- [WHAT TO DO] Give back each entry unchanged, minus pictures.

- [DATA]

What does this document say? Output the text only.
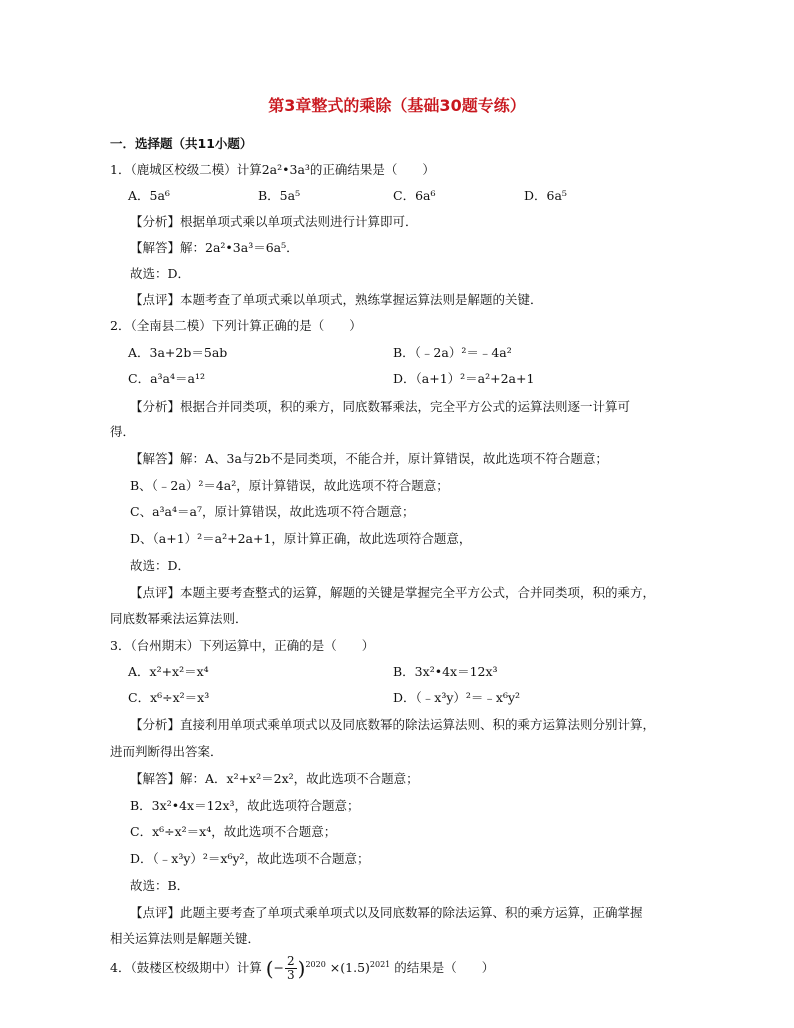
第3章整式的乘除（基础30题专练）
一．选择题（共11小题）
1．（鹿城区校级二模）计算2a²•3a³的正确结果是（　　）
A．5a⁶	B．5a⁵	C．6a⁶	D．6a⁵
【分析】根据单项式乘以单项式法则进行计算即可．
【解答】解：2a²•3a³＝6a⁵．
故选：D．
【点评】本题考查了单项式乘以单项式，熟练掌握运算法则是解题的关键．
2．（全南县二模）下列计算正确的是（　　）
A．3a+2b＝5ab	B．（﹣2a）²＝﹣4a²
C．a³a⁴＝a¹²	D．（a+1）²＝a²+2a+1
【分析】根据合并同类项，积的乘方，同底数幂乘法，完全平方公式的运算法则逐一计算可
得．
【解答】解：A、3a与2b不是同类项，不能合并，原计算错误，故此选项不符合题意；
B、（﹣2a）²＝4a²，原计算错误，故此选项不符合题意；
C、a³a⁴＝a⁷，原计算错误，故此选项不符合题意；
D、（a+1）²＝a²+2a+1，原计算正确，故此选项符合题意，
故选：D．
【点评】本题主要考查整式的运算，解题的关键是掌握完全平方公式，合并同类项，积的乘方，
同底数幂乘法运算法则．
3．（台州期末）下列运算中，正确的是（　　）
A．x²+x²＝x⁴	B．3x²•4x＝12x³
C．x⁶÷x²＝x³	D．（﹣x³y）²＝﹣x⁶y²
【分析】直接利用单项式乘单项式以及同底数幂的除法运算法则、积的乘方运算法则分别计算，
进而判断得出答案．
【解答】解：A．x²+x²＝2x²，故此选项不合题意；
B．3x²•4x＝12x³，故此选项符合题意；
C．x⁶÷x²＝x⁴，故此选项不合题意；
D．（﹣x³y）²＝x⁶y²，故此选项不合题意；
故选：B．
【点评】此题主要考查了单项式乘单项式以及同底数幂的除法运算、积的乘方运算，正确掌握
相关运算法则是解题关键．
4．（鼓楼区校级期中）计算 (− $\frac{2}{3} )^{2020} \times(1.5)^{2021}$ 的结果是（　　）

- [EXPECTED ANSWER]
What does this document say? Output the text only.
第3章整式的乘除（基础30题专练）
一．选择题（共11小题）
1．（鹿城区校级二模）计算2a²•3a³的正确结果是（　　）
A．5a⁶	B．5a⁵	C．6a⁶	D．6a⁵
【分析】根据单项式乘以单项式法则进行计算即可．
【解答】解：2a²•3a³＝6a⁵．
故选：D．
【点评】本题考查了单项式乘以单项式，熟练掌握运算法则是解题的关键．
2．（全南县二模）下列计算正确的是（　　）
A．3a+2b＝5ab	B．（﹣2a）²＝﹣4a²
C．a³a⁴＝a¹²	D．（a+1）²＝a²+2a+1
【分析】根据合并同类项，积的乘方，同底数幂乘法，完全平方公式的运算法则逐一计算可
得．
【解答】解：A、3a与2b不是同类项，不能合并，原计算错误，故此选项不符合题意；
B、（﹣2a）²＝4a²，原计算错误，故此选项不符合题意；
C、a³a⁴＝a⁷，原计算错误，故此选项不符合题意；
D、（a+1）²＝a²+2a+1，原计算正确，故此选项符合题意，
故选：D．
【点评】本题主要考查整式的运算，解题的关键是掌握完全平方公式，合并同类项，积的乘方，
同底数幂乘法运算法则．
3．（台州期末）下列运算中，正确的是（　　）
A．x²+x²＝x⁴	B．3x²•4x＝12x³
C．x⁶÷x²＝x³	D．（﹣x³y）²＝﹣x⁶y²
【分析】直接利用单项式乘单项式以及同底数幂的除法运算法则、积的乘方运算法则分别计算，
进而判断得出答案．
【解答】解：A．x²+x²＝2x²，故此选项不合题意；
B．3x²•4x＝12x³，故此选项符合题意；
C．x⁶÷x²＝x⁴，故此选项不合题意；
D．（﹣x³y）²＝x⁶y²，故此选项不合题意；
故选：B．
【点评】此题主要考查了单项式乘单项式以及同底数幂的除法运算、积的乘方运算，正确掌握
相关运算法则是解题关键．
4．（鼓楼区校级期中）计算 (− $\frac{2}{3} )^{2020} \times(1.5)^{2021}$ 的结果是（　　）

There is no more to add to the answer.